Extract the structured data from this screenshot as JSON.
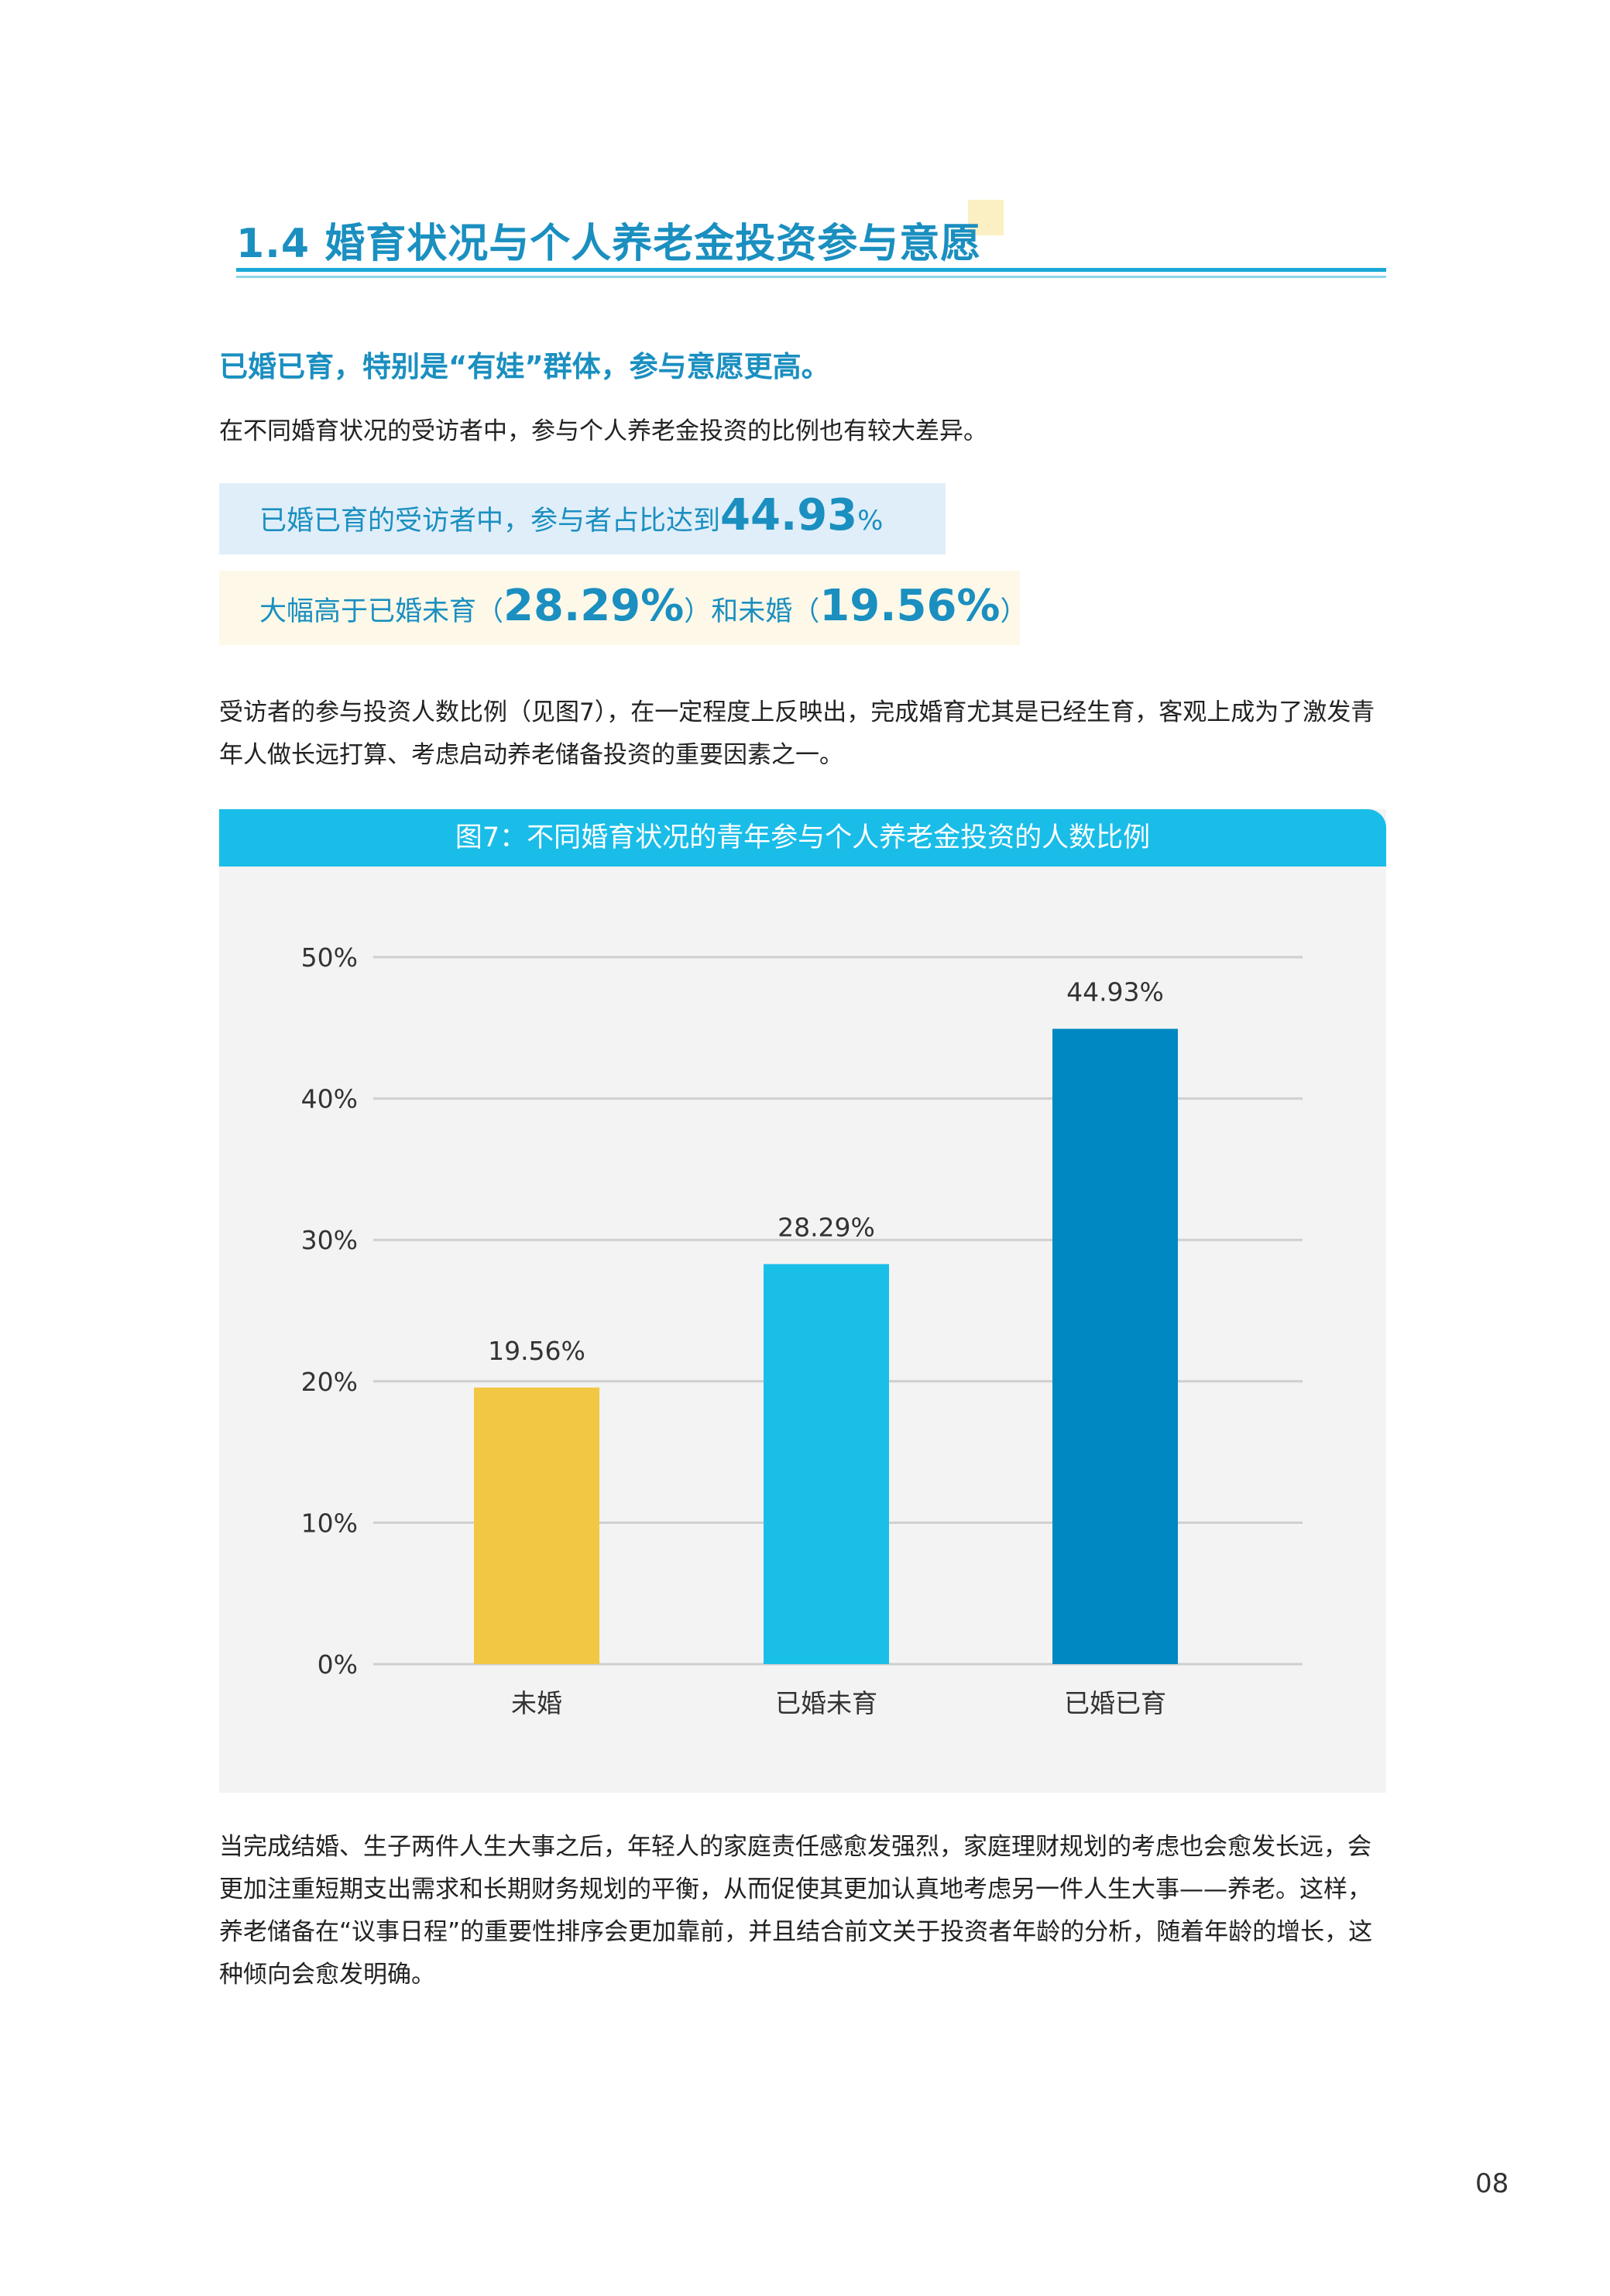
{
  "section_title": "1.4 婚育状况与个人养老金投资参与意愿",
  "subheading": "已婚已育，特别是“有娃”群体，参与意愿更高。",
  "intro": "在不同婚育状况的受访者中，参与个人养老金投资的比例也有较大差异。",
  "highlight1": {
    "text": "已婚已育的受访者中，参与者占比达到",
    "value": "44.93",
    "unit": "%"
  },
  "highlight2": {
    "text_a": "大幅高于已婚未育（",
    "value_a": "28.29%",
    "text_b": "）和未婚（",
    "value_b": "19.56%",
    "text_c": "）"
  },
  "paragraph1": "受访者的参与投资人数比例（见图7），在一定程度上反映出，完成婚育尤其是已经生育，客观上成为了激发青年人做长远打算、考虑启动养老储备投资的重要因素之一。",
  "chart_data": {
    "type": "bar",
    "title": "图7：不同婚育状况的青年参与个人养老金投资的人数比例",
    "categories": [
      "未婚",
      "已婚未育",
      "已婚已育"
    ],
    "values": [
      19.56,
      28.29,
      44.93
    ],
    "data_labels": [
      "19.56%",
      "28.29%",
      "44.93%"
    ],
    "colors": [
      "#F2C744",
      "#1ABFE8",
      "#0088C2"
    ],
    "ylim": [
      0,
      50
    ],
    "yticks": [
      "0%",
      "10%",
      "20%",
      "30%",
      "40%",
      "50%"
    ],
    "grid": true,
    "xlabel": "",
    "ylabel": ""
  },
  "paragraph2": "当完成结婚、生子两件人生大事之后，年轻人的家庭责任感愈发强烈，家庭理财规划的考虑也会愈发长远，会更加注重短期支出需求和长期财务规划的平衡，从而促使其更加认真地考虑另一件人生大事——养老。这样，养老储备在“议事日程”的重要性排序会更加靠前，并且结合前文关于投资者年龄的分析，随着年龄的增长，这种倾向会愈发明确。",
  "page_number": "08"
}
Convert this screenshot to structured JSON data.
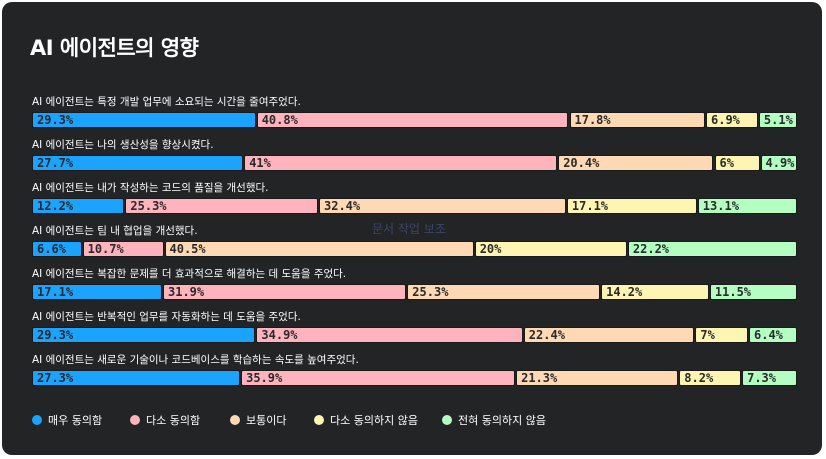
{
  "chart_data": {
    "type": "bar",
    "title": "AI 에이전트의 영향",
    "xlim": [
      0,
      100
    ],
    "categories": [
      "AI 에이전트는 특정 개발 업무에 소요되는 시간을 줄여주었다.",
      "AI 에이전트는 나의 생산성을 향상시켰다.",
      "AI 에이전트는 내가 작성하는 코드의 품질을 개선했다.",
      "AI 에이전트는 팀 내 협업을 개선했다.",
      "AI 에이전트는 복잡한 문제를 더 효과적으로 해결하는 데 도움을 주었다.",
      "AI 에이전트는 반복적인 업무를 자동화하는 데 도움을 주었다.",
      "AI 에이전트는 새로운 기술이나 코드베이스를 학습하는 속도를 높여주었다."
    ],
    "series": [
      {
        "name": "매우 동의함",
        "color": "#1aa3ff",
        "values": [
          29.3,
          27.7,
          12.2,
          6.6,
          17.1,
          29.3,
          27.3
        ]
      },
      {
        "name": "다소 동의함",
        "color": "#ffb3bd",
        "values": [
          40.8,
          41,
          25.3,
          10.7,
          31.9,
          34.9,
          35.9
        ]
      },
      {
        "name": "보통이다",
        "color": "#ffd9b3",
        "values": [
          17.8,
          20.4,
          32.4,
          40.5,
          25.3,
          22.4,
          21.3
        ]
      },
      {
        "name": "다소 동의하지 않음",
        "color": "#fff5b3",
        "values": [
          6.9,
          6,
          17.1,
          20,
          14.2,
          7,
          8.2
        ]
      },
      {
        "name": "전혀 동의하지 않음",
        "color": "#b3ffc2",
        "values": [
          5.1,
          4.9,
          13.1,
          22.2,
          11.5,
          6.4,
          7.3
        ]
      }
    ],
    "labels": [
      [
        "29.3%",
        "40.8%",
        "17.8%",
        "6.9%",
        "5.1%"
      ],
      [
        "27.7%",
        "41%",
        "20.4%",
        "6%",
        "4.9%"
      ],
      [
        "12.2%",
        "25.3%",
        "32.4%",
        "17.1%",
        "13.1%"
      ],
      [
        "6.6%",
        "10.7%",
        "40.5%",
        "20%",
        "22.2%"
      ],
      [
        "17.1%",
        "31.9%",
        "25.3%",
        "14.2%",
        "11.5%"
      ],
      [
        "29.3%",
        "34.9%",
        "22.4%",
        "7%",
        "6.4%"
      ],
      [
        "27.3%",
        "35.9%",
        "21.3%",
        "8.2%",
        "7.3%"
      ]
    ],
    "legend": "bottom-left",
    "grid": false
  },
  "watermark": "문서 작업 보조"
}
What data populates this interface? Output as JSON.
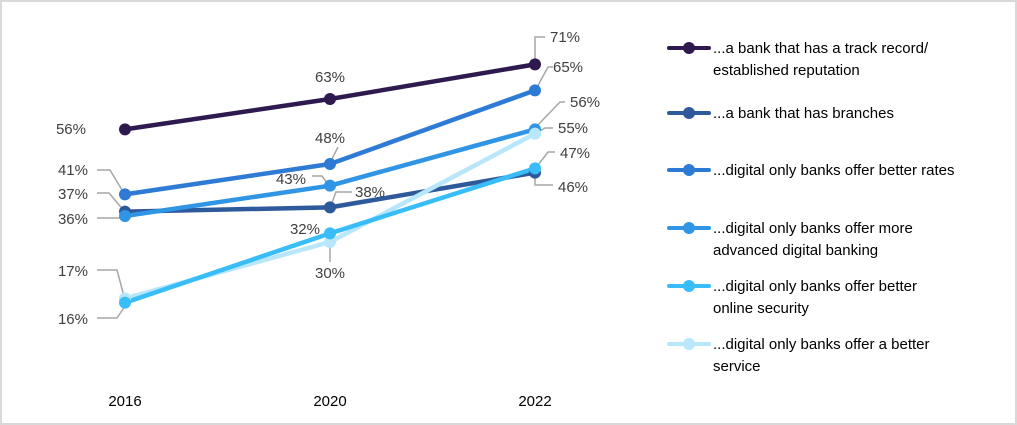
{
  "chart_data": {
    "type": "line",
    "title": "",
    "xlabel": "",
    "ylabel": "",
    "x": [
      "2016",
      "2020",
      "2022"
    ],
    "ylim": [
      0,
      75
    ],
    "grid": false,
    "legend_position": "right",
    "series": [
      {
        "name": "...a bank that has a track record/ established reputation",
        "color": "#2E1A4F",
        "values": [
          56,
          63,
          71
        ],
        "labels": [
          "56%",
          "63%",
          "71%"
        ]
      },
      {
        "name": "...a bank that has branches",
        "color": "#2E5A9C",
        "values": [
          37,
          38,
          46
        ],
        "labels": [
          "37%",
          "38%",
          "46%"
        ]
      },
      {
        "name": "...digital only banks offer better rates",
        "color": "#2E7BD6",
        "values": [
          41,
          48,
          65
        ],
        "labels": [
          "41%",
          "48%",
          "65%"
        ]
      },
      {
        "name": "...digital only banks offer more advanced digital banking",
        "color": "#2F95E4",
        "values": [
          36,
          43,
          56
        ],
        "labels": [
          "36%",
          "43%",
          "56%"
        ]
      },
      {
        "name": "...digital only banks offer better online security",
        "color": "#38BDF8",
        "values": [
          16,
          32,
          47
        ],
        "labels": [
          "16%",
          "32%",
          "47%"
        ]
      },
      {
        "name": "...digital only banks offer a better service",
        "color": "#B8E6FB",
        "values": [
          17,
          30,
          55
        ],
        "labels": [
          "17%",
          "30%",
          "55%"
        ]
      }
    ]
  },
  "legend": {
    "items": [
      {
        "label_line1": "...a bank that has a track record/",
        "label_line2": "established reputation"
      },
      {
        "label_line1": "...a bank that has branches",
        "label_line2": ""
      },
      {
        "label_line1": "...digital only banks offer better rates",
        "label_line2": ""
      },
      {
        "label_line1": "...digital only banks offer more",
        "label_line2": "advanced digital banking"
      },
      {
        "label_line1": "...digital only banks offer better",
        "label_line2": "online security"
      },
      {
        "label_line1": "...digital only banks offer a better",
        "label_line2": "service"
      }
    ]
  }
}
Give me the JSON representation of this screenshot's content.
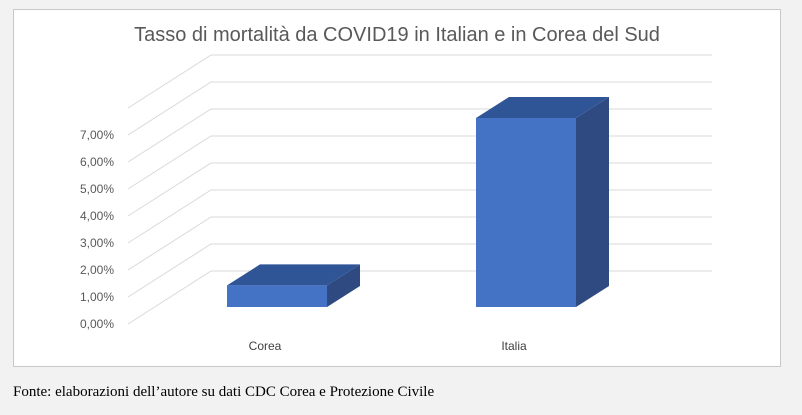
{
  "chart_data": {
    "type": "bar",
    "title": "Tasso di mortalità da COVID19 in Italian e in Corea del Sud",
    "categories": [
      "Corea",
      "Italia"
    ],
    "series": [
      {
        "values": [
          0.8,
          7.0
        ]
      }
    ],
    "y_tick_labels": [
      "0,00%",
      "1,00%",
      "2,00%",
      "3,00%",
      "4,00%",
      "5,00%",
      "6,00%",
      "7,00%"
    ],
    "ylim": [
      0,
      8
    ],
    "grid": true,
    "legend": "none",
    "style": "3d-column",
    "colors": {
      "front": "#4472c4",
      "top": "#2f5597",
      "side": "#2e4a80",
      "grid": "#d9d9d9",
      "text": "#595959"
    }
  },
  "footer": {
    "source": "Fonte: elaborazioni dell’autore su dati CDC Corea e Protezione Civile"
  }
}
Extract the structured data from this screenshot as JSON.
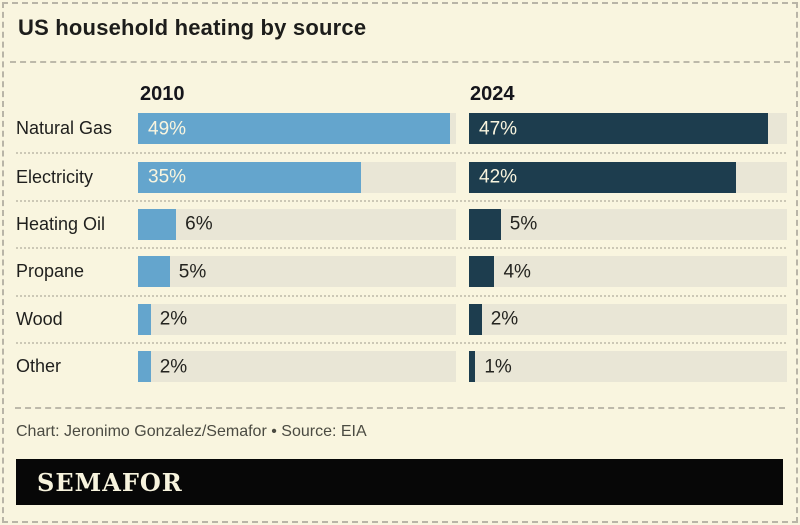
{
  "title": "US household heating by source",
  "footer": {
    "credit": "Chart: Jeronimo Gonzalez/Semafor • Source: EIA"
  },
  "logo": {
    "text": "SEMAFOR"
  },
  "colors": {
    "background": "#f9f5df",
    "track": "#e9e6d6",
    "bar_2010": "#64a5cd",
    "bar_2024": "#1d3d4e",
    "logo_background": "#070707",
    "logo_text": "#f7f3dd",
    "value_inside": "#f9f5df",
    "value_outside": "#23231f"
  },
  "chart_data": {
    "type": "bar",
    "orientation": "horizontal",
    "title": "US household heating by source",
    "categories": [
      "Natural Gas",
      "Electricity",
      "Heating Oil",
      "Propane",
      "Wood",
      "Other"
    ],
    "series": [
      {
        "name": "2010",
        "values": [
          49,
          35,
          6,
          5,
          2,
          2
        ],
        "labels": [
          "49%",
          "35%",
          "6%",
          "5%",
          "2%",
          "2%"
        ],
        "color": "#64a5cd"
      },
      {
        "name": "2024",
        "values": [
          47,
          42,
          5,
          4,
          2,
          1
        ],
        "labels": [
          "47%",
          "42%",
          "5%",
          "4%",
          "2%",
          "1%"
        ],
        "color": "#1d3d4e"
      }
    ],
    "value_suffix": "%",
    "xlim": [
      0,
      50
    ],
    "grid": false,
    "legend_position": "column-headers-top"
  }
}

STATED EXERCISE >>
Check every line of the data, and copy the ones that contain "record".

EXERCISE ANSWER >>
        "name": "...a bank that has a track record/ established reputation",
        "label_line1": "...a bank that has a track record/",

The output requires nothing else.